▶ _EXCERPTED RECORDS_:
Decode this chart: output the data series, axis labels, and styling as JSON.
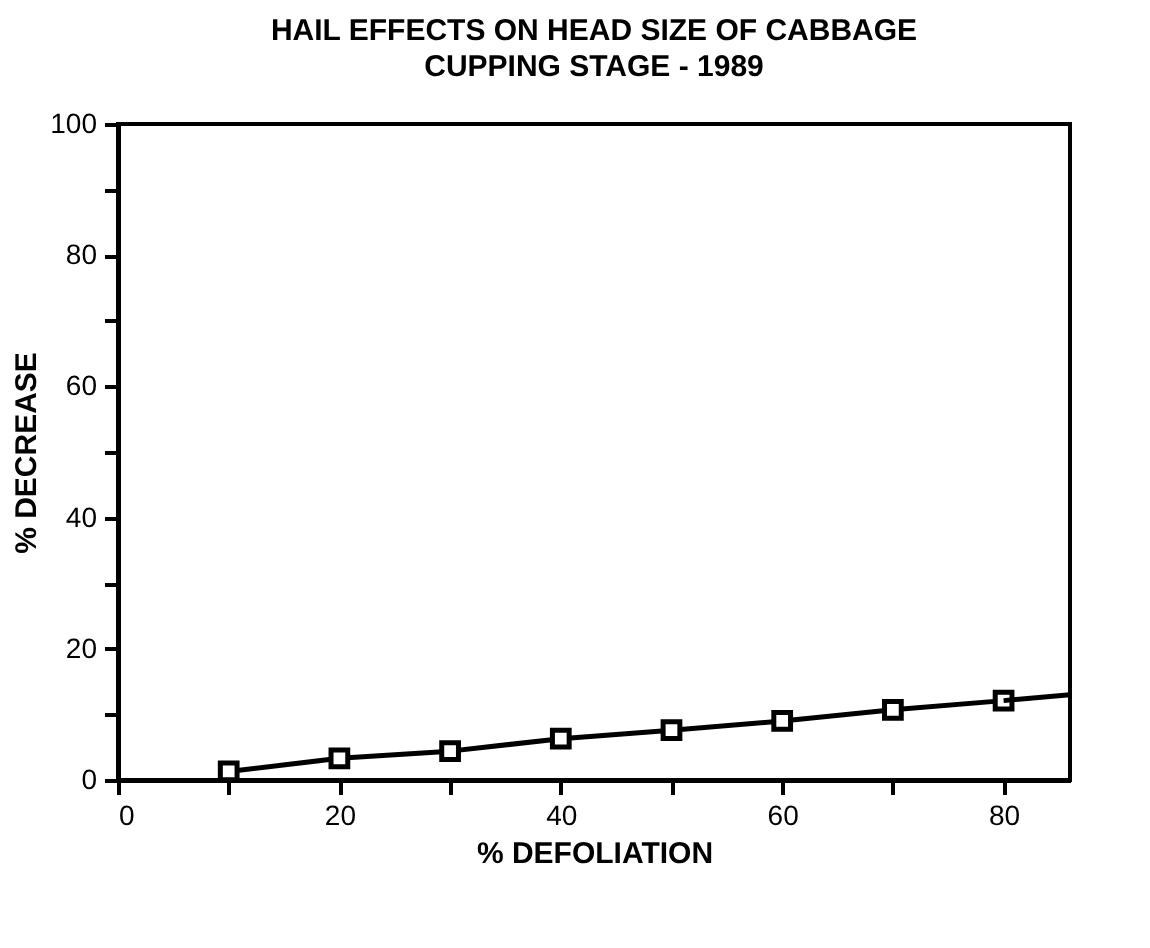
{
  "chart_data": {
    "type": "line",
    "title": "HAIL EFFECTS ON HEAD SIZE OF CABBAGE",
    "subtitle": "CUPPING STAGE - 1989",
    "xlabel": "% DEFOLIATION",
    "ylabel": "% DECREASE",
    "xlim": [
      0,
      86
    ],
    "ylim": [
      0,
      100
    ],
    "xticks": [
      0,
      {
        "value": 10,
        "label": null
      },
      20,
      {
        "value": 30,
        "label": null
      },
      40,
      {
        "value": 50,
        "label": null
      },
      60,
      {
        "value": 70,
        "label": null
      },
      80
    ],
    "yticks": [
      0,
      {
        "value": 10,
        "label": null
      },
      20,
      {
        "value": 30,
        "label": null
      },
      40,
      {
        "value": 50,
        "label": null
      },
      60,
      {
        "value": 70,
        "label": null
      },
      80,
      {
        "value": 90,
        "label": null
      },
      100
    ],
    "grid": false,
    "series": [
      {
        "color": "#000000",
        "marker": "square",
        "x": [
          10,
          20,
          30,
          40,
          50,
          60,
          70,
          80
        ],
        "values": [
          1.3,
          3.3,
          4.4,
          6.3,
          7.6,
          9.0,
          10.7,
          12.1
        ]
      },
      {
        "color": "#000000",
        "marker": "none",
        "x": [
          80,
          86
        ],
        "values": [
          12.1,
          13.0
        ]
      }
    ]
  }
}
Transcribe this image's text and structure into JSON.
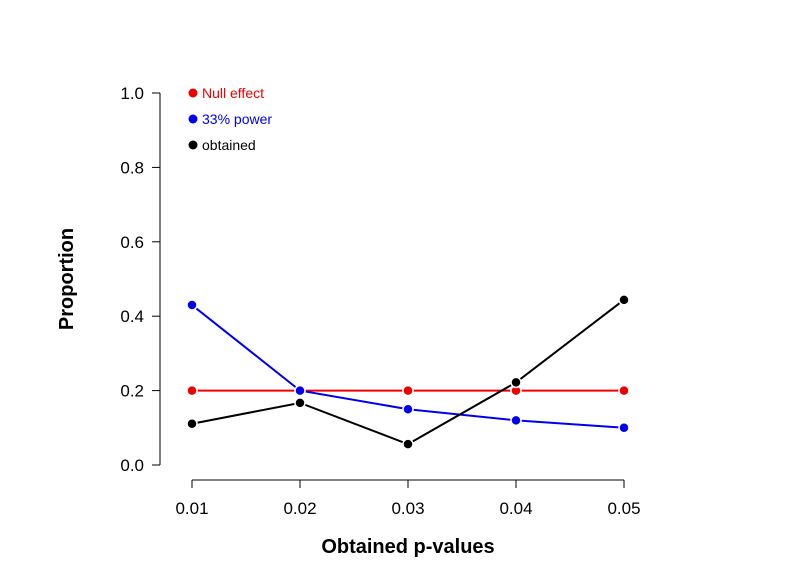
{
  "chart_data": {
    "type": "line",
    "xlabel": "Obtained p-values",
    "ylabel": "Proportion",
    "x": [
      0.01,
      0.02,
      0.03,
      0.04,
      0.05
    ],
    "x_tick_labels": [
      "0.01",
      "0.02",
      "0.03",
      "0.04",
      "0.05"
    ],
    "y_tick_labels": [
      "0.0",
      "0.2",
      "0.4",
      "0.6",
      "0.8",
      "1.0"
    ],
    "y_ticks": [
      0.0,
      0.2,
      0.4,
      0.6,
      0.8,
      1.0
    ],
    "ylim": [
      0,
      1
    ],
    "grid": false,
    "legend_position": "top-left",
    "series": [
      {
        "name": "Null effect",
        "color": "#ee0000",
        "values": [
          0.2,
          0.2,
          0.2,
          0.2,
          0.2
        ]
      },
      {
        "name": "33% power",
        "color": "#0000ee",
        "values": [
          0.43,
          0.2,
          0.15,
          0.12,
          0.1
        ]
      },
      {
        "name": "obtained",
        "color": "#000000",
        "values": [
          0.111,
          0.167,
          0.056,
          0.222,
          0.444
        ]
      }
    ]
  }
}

▶ _THE REQUEST_: Repeat the material above in full and exactly, apart from the pictures.

▶ _THE ANSWER_:
Decode this chart: output the data series, axis labels, and styling as JSON.
{
  "chart_data": {
    "type": "line",
    "title": "HAIL EFFECTS ON HEAD SIZE OF CABBAGE",
    "subtitle": "CUPPING STAGE - 1989",
    "xlabel": "% DEFOLIATION",
    "ylabel": "% DECREASE",
    "xlim": [
      0,
      86
    ],
    "ylim": [
      0,
      100
    ],
    "xticks": [
      0,
      {
        "value": 10,
        "label": null
      },
      20,
      {
        "value": 30,
        "label": null
      },
      40,
      {
        "value": 50,
        "label": null
      },
      60,
      {
        "value": 70,
        "label": null
      },
      80
    ],
    "yticks": [
      0,
      {
        "value": 10,
        "label": null
      },
      20,
      {
        "value": 30,
        "label": null
      },
      40,
      {
        "value": 50,
        "label": null
      },
      60,
      {
        "value": 70,
        "label": null
      },
      80,
      {
        "value": 90,
        "label": null
      },
      100
    ],
    "grid": false,
    "series": [
      {
        "color": "#000000",
        "marker": "square",
        "x": [
          10,
          20,
          30,
          40,
          50,
          60,
          70,
          80
        ],
        "values": [
          1.3,
          3.3,
          4.4,
          6.3,
          7.6,
          9.0,
          10.7,
          12.1
        ]
      },
      {
        "color": "#000000",
        "marker": "none",
        "x": [
          80,
          86
        ],
        "values": [
          12.1,
          13.0
        ]
      }
    ]
  }
}
Transcribe this image's text and structure into JSON.
{
  "chart_data": {
    "type": "line",
    "xlabel": "Obtained p-values",
    "ylabel": "Proportion",
    "x": [
      0.01,
      0.02,
      0.03,
      0.04,
      0.05
    ],
    "x_tick_labels": [
      "0.01",
      "0.02",
      "0.03",
      "0.04",
      "0.05"
    ],
    "y_tick_labels": [
      "0.0",
      "0.2",
      "0.4",
      "0.6",
      "0.8",
      "1.0"
    ],
    "y_ticks": [
      0.0,
      0.2,
      0.4,
      0.6,
      0.8,
      1.0
    ],
    "ylim": [
      0,
      1
    ],
    "grid": false,
    "legend_position": "top-left",
    "series": [
      {
        "name": "Null effect",
        "color": "#ee0000",
        "values": [
          0.2,
          0.2,
          0.2,
          0.2,
          0.2
        ]
      },
      {
        "name": "33% power",
        "color": "#0000ee",
        "values": [
          0.43,
          0.2,
          0.15,
          0.12,
          0.1
        ]
      },
      {
        "name": "obtained",
        "color": "#000000",
        "values": [
          0.111,
          0.167,
          0.056,
          0.222,
          0.444
        ]
      }
    ]
  }
}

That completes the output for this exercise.